_Tugas Wajib 1:_
Ringkas kutipan tentang kewenangan Mahkamah Konstitusi dalam dua kalimat.
---------- Kutipan untuk Dibaca
Sabtu, 20 Februari 2016

Kewenangan Mahkamah Konstitusi


Sesuai ketentuan Pasal 24C ayat (1) UUD 1945, Mahkamah Konstitusi berwenang mengadili pada tingkat pertama dan terakhir yang putusannya bersifat final untuk menguji Undang-undang terhadap undang dasar, memutus sengketa kewenangan lembaga negara yang kewenangannya diberikan oleh Undang-Undang Dasar, mmutus pembubaran partai politik dan memutus perselisihan tentang hasil perselisihan hasil pemilihan umum, selain itu pasal 24 ayat (2) menambahkan pula bahwa Mahkamah Konstitusi wajib memberikan putusan atas pendapat DPR mengenai dugaan pelanggaran oleh Presiden  dan atau Wakil Presiden menurut Undang-Undang Dasar[52]. Kewajiban ini secara timbak balik  juga berisi kewenangan Mahkamah Konstitusi untuk memutus perkara yang dimaksud, sehingga dapat dikatakan Bahwa Mahkamah konstiutsi Memiliki lima bidang kewenangan peradilan yaitu:[53]
1.       Peradilan dalam rangka pengujian konstitusionalitas Undang-Undang.
--------------------
---------- Catatan yang Diberikan
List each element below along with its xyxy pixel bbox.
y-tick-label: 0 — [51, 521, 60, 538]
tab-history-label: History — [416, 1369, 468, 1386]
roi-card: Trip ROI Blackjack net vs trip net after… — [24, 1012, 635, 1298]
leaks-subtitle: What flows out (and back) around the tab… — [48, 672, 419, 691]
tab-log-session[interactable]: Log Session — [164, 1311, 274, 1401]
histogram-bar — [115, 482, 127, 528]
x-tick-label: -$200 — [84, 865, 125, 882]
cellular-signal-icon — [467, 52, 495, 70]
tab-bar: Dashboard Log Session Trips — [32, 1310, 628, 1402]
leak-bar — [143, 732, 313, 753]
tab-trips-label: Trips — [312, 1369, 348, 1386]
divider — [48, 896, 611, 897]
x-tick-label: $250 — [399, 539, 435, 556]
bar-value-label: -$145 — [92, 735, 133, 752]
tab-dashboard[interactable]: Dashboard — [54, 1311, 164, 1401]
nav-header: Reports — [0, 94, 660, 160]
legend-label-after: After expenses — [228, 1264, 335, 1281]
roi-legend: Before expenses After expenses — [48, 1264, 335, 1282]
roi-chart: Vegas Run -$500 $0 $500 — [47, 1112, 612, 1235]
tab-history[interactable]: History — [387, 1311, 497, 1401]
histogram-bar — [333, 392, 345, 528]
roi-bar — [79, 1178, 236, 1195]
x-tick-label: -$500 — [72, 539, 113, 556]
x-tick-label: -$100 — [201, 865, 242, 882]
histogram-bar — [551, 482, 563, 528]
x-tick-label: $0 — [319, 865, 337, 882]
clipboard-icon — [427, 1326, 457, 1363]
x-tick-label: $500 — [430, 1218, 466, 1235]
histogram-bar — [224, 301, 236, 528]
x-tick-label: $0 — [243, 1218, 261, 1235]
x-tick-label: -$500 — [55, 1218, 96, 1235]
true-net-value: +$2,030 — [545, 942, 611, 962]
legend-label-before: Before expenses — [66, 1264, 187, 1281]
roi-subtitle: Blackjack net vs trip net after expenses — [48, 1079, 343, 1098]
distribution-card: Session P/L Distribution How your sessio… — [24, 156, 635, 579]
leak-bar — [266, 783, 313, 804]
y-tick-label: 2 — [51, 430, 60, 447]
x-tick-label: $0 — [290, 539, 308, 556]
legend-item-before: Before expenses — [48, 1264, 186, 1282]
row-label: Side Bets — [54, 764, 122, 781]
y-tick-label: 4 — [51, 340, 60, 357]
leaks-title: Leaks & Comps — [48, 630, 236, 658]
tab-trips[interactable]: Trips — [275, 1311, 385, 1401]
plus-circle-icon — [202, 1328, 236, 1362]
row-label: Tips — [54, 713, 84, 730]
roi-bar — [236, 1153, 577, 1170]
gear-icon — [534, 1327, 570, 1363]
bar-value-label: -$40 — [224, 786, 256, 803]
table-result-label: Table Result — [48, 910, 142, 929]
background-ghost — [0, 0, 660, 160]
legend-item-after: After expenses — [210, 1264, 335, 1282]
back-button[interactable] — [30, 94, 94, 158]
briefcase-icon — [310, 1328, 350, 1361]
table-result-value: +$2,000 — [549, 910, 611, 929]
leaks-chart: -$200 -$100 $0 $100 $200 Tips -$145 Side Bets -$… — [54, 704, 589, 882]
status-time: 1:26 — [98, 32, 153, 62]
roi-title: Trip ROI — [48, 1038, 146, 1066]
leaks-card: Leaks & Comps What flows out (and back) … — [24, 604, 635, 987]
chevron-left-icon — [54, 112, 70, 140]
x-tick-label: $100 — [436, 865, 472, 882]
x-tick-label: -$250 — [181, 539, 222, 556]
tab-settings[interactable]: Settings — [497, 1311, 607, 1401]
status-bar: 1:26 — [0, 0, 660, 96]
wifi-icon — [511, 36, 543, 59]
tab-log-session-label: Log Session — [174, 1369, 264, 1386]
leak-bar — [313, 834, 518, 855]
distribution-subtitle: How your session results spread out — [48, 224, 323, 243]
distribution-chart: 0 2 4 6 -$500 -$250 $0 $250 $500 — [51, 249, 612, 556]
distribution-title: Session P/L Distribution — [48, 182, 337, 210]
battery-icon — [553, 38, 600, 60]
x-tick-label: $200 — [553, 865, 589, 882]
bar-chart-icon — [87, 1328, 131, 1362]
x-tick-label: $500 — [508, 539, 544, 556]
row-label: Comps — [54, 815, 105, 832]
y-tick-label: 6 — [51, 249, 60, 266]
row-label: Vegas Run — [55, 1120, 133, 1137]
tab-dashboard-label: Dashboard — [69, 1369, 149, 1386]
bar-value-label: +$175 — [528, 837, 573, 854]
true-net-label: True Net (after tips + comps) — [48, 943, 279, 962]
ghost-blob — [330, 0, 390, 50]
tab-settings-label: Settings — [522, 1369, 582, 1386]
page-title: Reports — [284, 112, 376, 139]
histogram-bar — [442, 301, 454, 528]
--------------------
_Tugas Wajib 2:_
Tolong tuliskan kembali baris-baris catatan secara persis, mulai dari baris pertama catatan sampai baris yang memuat "x-tick-label: $0 — [290, 539, 308, 556]". Kedua baris batas itu ikut disertakan.

_Jawaban Lengkap 1:_
Berdasarkan Pasal 24C ayat (1) UUD 1945, Mahkamah Konstitusi berwenang mengadili pada tingkat pertama dan terakhir dengan putusan yang bersifat final untuk menguji undang-undang terhadap Undang-Undang Dasar, memutus sengketa kewenangan lembaga negara, memutus pembubaran partai politik, dan memutus perselisihan hasil pemilihan umum. Mahkamah Konstitusi juga wajib memberikan putusan atas pendapat DPR mengenai dugaan pelanggaran oleh Presiden dan/atau Wakil Presiden, dan kewajiban ini sekaligus berisi kewenangan untuk memutus perkara tersebut, sehingga lembaga ini memiliki lima bidang kewenangan peradilan.

_Jawaban Lengkap 2:_
List each element below along with its xyxy pixel bbox.
y-tick-label: 0 — [51, 521, 60, 538]
tab-history-label: History — [416, 1369, 468, 1386]
roi-card: Trip ROI Blackjack net vs trip net after… — [24, 1012, 635, 1298]
leaks-subtitle: What flows out (and back) around the tab… — [48, 672, 419, 691]
tab-log-session[interactable]: Log Session — [164, 1311, 274, 1401]
histogram-bar — [115, 482, 127, 528]
x-tick-label: -$200 — [84, 865, 125, 882]
cellular-signal-icon — [467, 52, 495, 70]
tab-bar: Dashboard Log Session Trips — [32, 1310, 628, 1402]
leak-bar — [143, 732, 313, 753]
tab-trips-label: Trips — [312, 1369, 348, 1386]
divider — [48, 896, 611, 897]
x-tick-label: $250 — [399, 539, 435, 556]
bar-value-label: -$145 — [92, 735, 133, 752]
tab-dashboard[interactable]: Dashboard — [54, 1311, 164, 1401]
nav-header: Reports — [0, 94, 660, 160]
legend-label-after: After expenses — [228, 1264, 335, 1281]
roi-legend: Before expenses After expenses — [48, 1264, 335, 1282]
roi-chart: Vegas Run -$500 $0 $500 — [47, 1112, 612, 1235]
tab-history[interactable]: History — [387, 1311, 497, 1401]
histogram-bar — [333, 392, 345, 528]
roi-bar — [79, 1178, 236, 1195]
x-tick-label: -$500 — [72, 539, 113, 556]
x-tick-label: -$100 — [201, 865, 242, 882]
histogram-bar — [551, 482, 563, 528]
x-tick-label: $0 — [319, 865, 337, 882]
clipboard-icon — [427, 1326, 457, 1363]
x-tick-label: $500 — [430, 1218, 466, 1235]
histogram-bar — [224, 301, 236, 528]
x-tick-label: $0 — [243, 1218, 261, 1235]
x-tick-label: -$500 — [55, 1218, 96, 1235]
true-net-value: +$2,030 — [545, 942, 611, 962]
legend-label-before: Before expenses — [66, 1264, 187, 1281]
roi-subtitle: Blackjack net vs trip net after expenses — [48, 1079, 343, 1098]
distribution-card: Session P/L Distribution How your sessio… — [24, 156, 635, 579]
leak-bar — [266, 783, 313, 804]
y-tick-label: 2 — [51, 430, 60, 447]
x-tick-label: $0 — [290, 539, 308, 556]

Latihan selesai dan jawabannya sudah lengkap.